§ TO DO
For every line in the records that has the word "from", make a copy.
==== DATA SHOWN ====
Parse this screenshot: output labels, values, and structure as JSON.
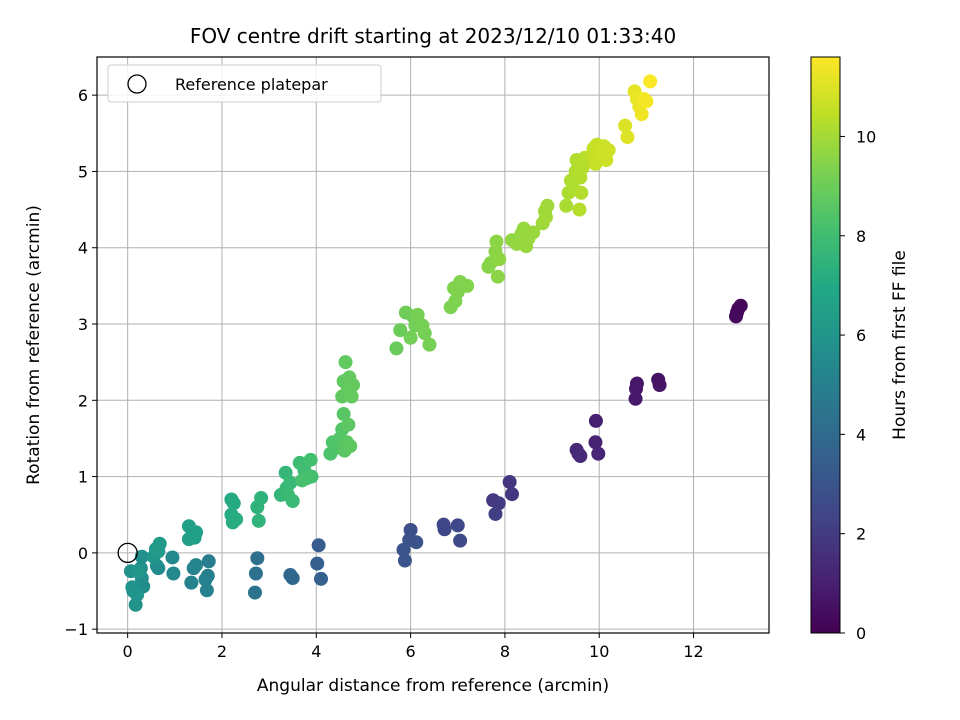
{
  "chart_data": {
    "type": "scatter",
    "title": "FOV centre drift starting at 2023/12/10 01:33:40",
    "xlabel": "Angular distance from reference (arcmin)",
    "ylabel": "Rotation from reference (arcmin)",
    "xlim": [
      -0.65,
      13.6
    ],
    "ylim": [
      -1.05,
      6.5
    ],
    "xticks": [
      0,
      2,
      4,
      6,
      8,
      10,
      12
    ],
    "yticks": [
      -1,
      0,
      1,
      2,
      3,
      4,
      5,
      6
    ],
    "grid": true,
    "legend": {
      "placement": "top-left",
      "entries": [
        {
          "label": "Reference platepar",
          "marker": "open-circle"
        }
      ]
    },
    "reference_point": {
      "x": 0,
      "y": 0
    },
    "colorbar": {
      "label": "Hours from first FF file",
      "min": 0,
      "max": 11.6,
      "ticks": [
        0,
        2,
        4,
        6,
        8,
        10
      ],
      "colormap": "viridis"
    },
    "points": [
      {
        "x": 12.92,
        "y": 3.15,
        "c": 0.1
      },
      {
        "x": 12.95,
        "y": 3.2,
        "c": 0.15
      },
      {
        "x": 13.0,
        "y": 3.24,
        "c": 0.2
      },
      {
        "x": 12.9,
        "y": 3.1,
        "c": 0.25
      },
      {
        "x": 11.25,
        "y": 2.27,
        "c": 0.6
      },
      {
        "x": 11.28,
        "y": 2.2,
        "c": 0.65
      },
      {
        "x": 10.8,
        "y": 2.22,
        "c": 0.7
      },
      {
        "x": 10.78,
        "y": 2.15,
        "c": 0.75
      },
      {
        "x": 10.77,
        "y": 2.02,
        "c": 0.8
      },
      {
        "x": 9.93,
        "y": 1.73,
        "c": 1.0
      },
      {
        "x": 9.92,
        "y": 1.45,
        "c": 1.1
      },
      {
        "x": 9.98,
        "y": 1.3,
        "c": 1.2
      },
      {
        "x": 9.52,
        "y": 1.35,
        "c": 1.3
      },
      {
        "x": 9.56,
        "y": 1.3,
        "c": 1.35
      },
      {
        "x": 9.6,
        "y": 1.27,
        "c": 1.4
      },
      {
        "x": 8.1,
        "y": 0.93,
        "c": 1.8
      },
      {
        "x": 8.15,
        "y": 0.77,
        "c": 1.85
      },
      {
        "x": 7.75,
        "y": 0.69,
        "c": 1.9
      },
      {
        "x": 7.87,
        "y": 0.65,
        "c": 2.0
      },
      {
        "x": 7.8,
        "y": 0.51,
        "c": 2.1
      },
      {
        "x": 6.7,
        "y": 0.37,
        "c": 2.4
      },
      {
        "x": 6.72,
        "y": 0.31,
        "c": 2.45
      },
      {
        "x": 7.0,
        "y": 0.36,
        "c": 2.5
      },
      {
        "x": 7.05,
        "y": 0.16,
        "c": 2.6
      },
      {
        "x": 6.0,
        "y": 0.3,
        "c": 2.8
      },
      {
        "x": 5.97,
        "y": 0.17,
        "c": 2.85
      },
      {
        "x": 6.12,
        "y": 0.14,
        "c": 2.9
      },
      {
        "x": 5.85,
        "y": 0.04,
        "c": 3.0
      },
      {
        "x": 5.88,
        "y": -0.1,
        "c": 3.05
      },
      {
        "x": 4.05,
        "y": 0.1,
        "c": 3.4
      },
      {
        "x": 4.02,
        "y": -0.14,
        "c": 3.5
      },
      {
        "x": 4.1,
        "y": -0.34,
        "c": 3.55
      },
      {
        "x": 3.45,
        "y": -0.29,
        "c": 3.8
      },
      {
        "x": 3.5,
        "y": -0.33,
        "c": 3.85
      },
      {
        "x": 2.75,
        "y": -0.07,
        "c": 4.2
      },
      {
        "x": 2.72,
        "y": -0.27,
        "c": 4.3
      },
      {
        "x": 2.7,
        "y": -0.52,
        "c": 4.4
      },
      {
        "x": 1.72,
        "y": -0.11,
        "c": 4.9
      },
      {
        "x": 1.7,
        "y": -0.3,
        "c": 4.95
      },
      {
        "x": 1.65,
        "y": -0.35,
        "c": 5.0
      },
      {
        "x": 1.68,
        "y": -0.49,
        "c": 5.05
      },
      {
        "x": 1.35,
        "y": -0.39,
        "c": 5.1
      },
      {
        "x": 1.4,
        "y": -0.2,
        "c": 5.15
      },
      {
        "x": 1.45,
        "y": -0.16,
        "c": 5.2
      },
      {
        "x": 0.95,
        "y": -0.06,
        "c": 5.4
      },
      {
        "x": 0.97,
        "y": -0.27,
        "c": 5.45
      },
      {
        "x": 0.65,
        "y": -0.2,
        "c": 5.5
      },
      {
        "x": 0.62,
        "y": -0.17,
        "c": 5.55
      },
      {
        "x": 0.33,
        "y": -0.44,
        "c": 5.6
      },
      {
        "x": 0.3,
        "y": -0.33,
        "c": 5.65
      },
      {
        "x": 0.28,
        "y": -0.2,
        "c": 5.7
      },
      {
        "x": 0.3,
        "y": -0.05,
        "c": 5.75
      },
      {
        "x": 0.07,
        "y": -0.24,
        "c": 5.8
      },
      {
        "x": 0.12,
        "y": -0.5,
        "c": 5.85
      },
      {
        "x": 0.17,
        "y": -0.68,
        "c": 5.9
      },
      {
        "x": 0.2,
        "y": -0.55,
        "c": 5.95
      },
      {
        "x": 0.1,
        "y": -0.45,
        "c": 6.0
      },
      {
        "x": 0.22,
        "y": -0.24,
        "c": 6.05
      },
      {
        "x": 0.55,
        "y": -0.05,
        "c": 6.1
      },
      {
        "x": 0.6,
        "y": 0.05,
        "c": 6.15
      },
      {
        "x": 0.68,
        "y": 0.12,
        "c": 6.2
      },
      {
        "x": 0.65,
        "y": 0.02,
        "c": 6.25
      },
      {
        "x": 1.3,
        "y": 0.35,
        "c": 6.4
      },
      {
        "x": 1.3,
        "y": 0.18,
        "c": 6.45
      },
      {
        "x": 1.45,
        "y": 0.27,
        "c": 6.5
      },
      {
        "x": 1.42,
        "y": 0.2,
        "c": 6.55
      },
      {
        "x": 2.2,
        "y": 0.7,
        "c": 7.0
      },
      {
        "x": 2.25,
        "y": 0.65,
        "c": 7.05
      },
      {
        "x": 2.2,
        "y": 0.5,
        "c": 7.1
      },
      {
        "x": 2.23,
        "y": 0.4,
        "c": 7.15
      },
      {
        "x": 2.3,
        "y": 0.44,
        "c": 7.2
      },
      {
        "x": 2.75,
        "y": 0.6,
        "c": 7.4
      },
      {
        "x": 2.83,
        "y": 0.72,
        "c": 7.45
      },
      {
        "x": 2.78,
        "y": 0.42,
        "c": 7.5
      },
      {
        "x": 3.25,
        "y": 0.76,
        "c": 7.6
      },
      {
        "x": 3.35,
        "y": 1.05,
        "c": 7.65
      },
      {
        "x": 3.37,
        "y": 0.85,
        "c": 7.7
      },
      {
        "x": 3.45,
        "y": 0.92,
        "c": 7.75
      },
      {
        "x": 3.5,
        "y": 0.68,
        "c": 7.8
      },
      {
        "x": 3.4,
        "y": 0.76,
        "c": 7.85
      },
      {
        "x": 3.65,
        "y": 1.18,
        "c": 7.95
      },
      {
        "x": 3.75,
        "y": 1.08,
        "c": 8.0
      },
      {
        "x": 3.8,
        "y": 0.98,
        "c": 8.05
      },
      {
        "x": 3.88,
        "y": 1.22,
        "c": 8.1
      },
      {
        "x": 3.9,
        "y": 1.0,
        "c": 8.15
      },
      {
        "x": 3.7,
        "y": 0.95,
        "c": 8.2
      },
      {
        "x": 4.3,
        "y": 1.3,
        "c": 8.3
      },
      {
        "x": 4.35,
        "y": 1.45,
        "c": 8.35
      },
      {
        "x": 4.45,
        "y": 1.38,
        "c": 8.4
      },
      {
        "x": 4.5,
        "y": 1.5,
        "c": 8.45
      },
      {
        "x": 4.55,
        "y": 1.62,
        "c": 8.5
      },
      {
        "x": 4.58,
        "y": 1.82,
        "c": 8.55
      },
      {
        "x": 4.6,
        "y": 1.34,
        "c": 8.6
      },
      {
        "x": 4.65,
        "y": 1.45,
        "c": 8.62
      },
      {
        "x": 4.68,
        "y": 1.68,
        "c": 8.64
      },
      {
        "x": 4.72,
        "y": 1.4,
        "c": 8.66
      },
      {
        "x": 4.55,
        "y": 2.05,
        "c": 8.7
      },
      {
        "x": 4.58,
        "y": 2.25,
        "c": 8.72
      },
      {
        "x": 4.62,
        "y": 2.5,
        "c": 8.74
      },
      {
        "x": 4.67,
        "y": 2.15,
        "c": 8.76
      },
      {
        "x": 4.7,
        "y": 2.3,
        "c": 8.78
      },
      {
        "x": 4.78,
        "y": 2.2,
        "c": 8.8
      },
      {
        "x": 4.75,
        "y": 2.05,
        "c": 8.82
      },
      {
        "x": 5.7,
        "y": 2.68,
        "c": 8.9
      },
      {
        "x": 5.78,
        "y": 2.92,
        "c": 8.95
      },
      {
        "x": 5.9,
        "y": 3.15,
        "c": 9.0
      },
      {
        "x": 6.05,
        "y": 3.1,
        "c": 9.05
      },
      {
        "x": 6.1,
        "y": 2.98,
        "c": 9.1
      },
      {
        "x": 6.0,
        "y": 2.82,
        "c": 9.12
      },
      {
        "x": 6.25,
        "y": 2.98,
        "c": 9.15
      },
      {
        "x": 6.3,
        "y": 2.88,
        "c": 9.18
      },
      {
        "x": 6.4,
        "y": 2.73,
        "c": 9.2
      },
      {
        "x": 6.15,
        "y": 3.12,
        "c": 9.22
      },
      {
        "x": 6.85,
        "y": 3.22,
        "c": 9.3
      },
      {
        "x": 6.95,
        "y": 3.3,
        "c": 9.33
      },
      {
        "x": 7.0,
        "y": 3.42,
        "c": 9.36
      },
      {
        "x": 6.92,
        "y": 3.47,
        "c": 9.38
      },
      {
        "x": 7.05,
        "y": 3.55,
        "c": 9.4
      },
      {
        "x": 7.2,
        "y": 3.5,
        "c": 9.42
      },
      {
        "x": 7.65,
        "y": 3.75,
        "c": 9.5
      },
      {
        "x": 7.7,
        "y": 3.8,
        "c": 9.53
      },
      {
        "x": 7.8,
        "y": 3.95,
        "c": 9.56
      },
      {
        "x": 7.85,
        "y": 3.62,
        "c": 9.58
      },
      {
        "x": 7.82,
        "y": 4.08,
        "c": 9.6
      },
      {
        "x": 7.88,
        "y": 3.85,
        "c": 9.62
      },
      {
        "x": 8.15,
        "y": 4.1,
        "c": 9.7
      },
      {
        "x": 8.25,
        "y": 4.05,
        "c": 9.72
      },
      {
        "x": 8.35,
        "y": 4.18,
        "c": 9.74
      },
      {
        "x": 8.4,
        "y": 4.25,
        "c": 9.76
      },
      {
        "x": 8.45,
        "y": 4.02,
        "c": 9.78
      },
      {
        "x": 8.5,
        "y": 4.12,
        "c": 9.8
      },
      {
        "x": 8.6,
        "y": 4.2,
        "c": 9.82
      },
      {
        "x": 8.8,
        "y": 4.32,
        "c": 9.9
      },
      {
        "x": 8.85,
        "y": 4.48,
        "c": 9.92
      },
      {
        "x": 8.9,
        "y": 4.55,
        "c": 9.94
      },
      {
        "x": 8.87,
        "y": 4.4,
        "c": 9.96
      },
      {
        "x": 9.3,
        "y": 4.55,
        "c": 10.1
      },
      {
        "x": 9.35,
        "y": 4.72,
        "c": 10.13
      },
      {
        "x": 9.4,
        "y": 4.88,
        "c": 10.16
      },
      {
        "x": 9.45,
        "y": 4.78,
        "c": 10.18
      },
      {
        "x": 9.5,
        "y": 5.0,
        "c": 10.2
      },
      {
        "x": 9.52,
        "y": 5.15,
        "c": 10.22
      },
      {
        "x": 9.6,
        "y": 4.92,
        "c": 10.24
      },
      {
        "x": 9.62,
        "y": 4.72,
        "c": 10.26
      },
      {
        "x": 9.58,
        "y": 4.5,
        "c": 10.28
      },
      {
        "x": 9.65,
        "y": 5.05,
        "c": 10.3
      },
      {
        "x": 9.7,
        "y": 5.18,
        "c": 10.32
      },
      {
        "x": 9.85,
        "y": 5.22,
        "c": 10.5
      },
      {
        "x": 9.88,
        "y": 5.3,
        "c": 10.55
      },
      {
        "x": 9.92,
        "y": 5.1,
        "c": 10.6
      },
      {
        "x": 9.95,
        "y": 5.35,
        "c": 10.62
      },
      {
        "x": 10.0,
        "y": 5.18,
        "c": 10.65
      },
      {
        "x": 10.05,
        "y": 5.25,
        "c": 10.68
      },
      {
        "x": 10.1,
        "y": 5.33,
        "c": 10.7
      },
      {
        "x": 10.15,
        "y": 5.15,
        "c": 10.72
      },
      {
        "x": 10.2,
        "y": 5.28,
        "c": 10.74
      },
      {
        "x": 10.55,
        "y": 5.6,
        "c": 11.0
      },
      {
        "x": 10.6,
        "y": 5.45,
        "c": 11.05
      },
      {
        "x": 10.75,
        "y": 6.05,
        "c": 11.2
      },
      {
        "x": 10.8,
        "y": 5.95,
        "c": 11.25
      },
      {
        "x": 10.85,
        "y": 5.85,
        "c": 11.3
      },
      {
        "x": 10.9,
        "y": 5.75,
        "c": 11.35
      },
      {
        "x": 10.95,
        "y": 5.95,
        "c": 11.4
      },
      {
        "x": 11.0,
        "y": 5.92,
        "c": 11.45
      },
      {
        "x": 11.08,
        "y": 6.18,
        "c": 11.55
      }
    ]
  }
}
====
§ CORRECT OUTPUT
    "xlabel": "Angular distance from reference (arcmin)",
    "ylabel": "Rotation from reference (arcmin)",
      "label": "Hours from first FF file",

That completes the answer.